### Problem requirements
Set down the line that contains "What text is on this page?" and every line after it to the end of the entries, exactly as they stand and nothing more.

### Material provided

◇ ◇ ◇

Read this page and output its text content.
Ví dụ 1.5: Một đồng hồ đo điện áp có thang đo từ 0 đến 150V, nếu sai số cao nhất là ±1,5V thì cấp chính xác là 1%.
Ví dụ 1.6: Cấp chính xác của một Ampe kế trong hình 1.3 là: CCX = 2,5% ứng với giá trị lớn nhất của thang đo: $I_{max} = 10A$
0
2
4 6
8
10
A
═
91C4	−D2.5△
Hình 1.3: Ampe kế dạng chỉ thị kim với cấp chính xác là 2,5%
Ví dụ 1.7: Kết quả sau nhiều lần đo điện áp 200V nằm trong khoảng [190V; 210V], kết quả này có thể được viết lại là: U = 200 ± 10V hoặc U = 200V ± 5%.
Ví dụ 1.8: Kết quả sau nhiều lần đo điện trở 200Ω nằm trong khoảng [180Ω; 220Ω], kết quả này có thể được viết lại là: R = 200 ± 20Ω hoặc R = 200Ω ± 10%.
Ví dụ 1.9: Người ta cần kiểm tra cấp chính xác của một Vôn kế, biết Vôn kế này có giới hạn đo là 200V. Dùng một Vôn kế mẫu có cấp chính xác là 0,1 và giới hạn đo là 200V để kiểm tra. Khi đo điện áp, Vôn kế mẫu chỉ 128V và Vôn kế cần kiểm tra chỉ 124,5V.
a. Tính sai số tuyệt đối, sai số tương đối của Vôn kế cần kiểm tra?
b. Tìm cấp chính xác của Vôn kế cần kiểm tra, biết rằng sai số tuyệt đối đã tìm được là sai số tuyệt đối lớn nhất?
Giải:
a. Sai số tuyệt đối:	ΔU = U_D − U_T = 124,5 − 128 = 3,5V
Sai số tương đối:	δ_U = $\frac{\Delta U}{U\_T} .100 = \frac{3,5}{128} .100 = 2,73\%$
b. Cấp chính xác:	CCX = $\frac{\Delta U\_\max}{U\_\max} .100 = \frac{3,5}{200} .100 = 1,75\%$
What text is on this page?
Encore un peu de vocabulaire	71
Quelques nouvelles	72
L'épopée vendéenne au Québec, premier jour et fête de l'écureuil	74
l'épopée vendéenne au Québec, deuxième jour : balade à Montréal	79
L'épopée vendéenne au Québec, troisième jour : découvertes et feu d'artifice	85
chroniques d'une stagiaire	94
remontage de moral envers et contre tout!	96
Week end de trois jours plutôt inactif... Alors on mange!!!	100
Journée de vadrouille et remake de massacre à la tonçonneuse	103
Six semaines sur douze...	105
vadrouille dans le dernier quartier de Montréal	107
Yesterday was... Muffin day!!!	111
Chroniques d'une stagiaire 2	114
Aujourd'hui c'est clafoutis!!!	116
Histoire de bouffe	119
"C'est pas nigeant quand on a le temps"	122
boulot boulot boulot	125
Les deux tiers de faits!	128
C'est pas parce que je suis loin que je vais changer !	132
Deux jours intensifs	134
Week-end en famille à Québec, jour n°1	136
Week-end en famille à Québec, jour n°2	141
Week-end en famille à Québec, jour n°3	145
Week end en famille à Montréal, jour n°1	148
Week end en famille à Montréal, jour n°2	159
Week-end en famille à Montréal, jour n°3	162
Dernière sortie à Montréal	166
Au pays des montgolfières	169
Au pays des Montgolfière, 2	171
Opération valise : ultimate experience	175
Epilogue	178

◇ ◇ ◇

### Task response
What text is on this page?
Encore un peu de vocabulaire	71
Quelques nouvelles	72
L'épopée vendéenne au Québec, premier jour et fête de l'écureuil	74
l'épopée vendéenne au Québec, deuxième jour : balade à Montréal	79
L'épopée vendéenne au Québec, troisième jour : découvertes et feu d'artifice	85
chroniques d'une stagiaire	94
remontage de moral envers et contre tout!	96
Week end de trois jours plutôt inactif... Alors on mange!!!	100
Journée de vadrouille et remake de massacre à la tonçonneuse	103
Six semaines sur douze...	105
vadrouille dans le dernier quartier de Montréal	107
Yesterday was... Muffin day!!!	111
Chroniques d'une stagiaire 2	114
Aujourd'hui c'est clafoutis!!!	116
Histoire de bouffe	119
"C'est pas nigeant quand on a le temps"	122
boulot boulot boulot	125
Les deux tiers de faits!	128
C'est pas parce que je suis loin que je vais changer !	132
Deux jours intensifs	134
Week-end en famille à Québec, jour n°1	136
Week-end en famille à Québec, jour n°2	141
Week-end en famille à Québec, jour n°3	145
Week end en famille à Montréal, jour n°1	148
Week end en famille à Montréal, jour n°2	159
Week-end en famille à Montréal, jour n°3	162
Dernière sortie à Montréal	166
Au pays des montgolfières	169
Au pays des Montgolfière, 2	171
Opération valise : ultimate experience	175
Epilogue	178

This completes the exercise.